* BEGIN Records supplied *
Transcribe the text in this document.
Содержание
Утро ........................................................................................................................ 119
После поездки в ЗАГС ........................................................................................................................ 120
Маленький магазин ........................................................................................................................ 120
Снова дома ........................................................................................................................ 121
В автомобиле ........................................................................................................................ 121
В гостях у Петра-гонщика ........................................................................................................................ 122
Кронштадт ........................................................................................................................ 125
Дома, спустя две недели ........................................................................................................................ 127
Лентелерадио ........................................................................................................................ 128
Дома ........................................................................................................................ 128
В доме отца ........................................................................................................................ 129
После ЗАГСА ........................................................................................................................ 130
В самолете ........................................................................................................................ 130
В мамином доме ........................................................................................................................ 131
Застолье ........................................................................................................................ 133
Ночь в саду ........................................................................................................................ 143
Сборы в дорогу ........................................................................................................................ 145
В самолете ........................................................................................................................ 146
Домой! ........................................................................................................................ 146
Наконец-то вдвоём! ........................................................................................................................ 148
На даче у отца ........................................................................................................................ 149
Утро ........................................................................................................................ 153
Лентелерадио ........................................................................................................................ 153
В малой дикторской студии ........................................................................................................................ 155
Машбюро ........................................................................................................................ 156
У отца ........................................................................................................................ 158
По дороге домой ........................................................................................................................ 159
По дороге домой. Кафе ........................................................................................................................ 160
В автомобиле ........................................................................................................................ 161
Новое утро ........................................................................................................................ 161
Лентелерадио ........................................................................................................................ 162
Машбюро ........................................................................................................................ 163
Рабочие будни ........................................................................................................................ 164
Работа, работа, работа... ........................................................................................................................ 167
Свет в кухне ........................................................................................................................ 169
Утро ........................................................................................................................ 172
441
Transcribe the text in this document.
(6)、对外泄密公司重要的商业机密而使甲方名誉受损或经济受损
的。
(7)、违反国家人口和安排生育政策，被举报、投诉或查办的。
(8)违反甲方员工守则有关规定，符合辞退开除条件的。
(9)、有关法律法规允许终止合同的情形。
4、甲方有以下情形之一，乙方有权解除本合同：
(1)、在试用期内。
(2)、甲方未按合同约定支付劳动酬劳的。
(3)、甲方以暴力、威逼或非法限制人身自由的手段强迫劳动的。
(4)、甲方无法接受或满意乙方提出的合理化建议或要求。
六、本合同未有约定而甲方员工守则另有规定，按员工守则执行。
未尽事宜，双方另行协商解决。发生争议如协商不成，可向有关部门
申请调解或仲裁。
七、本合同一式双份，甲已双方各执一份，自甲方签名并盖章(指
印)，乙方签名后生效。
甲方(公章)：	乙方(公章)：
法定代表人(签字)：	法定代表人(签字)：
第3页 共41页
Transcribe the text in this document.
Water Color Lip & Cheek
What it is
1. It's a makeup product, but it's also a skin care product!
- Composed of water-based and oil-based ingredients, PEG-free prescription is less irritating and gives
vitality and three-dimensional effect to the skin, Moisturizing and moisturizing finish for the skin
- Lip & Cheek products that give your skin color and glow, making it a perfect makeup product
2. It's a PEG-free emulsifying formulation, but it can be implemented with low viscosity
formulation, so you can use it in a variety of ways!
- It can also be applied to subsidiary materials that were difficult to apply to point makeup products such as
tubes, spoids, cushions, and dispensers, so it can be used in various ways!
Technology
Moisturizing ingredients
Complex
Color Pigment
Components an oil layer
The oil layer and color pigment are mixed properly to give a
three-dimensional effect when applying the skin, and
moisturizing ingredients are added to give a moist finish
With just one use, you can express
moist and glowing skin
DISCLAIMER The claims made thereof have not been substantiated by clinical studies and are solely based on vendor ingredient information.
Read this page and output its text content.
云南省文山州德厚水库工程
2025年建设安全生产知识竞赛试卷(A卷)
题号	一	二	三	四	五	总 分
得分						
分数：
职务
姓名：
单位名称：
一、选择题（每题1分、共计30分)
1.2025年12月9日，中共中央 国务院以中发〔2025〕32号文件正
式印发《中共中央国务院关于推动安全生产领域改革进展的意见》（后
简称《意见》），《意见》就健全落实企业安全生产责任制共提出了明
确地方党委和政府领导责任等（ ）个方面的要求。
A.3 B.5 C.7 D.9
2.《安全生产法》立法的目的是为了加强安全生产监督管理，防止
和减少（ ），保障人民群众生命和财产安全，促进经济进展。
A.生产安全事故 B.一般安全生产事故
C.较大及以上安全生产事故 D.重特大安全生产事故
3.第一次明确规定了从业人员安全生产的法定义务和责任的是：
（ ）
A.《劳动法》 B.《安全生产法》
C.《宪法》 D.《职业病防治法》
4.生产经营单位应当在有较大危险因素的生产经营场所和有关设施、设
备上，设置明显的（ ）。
* END Records supplied *
• Aim
Write out the entries above once more, without altering anything.

• Solution for this task
Transcribe the text in this document.
Содержание
Утро ........................................................................................................................ 119
После поездки в ЗАГС ........................................................................................................................ 120
Маленький магазин ........................................................................................................................ 120
Снова дома ........................................................................................................................ 121
В автомобиле ........................................................................................................................ 121
В гостях у Петра-гонщика ........................................................................................................................ 122
Кронштадт ........................................................................................................................ 125
Дома, спустя две недели ........................................................................................................................ 127
Лентелерадио ........................................................................................................................ 128
Дома ........................................................................................................................ 128
В доме отца ........................................................................................................................ 129
После ЗАГСА ........................................................................................................................ 130
В самолете ........................................................................................................................ 130
В мамином доме ........................................................................................................................ 131
Застолье ........................................................................................................................ 133
Ночь в саду ........................................................................................................................ 143
Сборы в дорогу ........................................................................................................................ 145
В самолете ........................................................................................................................ 146
Домой! ........................................................................................................................ 146
Наконец-то вдвоём! ........................................................................................................................ 148
На даче у отца ........................................................................................................................ 149
Утро ........................................................................................................................ 153
Лентелерадио ........................................................................................................................ 153
В малой дикторской студии ........................................................................................................................ 155
Машбюро ........................................................................................................................ 156
У отца ........................................................................................................................ 158
По дороге домой ........................................................................................................................ 159
По дороге домой. Кафе ........................................................................................................................ 160
В автомобиле ........................................................................................................................ 161
Новое утро ........................................................................................................................ 161
Лентелерадио ........................................................................................................................ 162
Машбюро ........................................................................................................................ 163
Рабочие будни ........................................................................................................................ 164
Работа, работа, работа... ........................................................................................................................ 167
Свет в кухне ........................................................................................................................ 169
Утро ........................................................................................................................ 172
441
Transcribe the text in this document.
(6)、对外泄密公司重要的商业机密而使甲方名誉受损或经济受损
的。
(7)、违反国家人口和安排生育政策，被举报、投诉或查办的。
(8)违反甲方员工守则有关规定，符合辞退开除条件的。
(9)、有关法律法规允许终止合同的情形。
4、甲方有以下情形之一，乙方有权解除本合同：
(1)、在试用期内。
(2)、甲方未按合同约定支付劳动酬劳的。
(3)、甲方以暴力、威逼或非法限制人身自由的手段强迫劳动的。
(4)、甲方无法接受或满意乙方提出的合理化建议或要求。
六、本合同未有约定而甲方员工守则另有规定，按员工守则执行。
未尽事宜，双方另行协商解决。发生争议如协商不成，可向有关部门
申请调解或仲裁。
七、本合同一式双份，甲已双方各执一份，自甲方签名并盖章(指
印)，乙方签名后生效。
甲方(公章)：	乙方(公章)：
法定代表人(签字)：	法定代表人(签字)：
第3页 共41页
Transcribe the text in this document.
Water Color Lip & Cheek
What it is
1. It's a makeup product, but it's also a skin care product!
- Composed of water-based and oil-based ingredients, PEG-free prescription is less irritating and gives
vitality and three-dimensional effect to the skin, Moisturizing and moisturizing finish for the skin
- Lip & Cheek products that give your skin color and glow, making it a perfect makeup product
2. It's a PEG-free emulsifying formulation, but it can be implemented with low viscosity
formulation, so you can use it in a variety of ways!
- It can also be applied to subsidiary materials that were difficult to apply to point makeup products such as
tubes, spoids, cushions, and dispensers, so it can be used in various ways!
Technology
Moisturizing ingredients
Complex
Color Pigment
Components an oil layer
The oil layer and color pigment are mixed properly to give a
three-dimensional effect when applying the skin, and
moisturizing ingredients are added to give a moist finish
With just one use, you can express
moist and glowing skin
DISCLAIMER The claims made thereof have not been substantiated by clinical studies and are solely based on vendor ingredient information.
Read this page and output its text content.
云南省文山州德厚水库工程
2025年建设安全生产知识竞赛试卷(A卷)
题号	一	二	三	四	五	总 分
得分						
分数：
职务
姓名：
单位名称：
一、选择题（每题1分、共计30分)
1.2025年12月9日，中共中央 国务院以中发〔2025〕32号文件正
式印发《中共中央国务院关于推动安全生产领域改革进展的意见》（后
简称《意见》），《意见》就健全落实企业安全生产责任制共提出了明
确地方党委和政府领导责任等（ ）个方面的要求。
A.3 B.5 C.7 D.9
2.《安全生产法》立法的目的是为了加强安全生产监督管理，防止
和减少（ ），保障人民群众生命和财产安全，促进经济进展。
A.生产安全事故 B.一般安全生产事故
C.较大及以上安全生产事故 D.重特大安全生产事故
3.第一次明确规定了从业人员安全生产的法定义务和责任的是：
（ ）
A.《劳动法》 B.《安全生产法》
C.《宪法》 D.《职业病防治法》
4.生产经营单位应当在有较大危险因素的生产经营场所和有关设施、设
备上，设置明显的（ ）。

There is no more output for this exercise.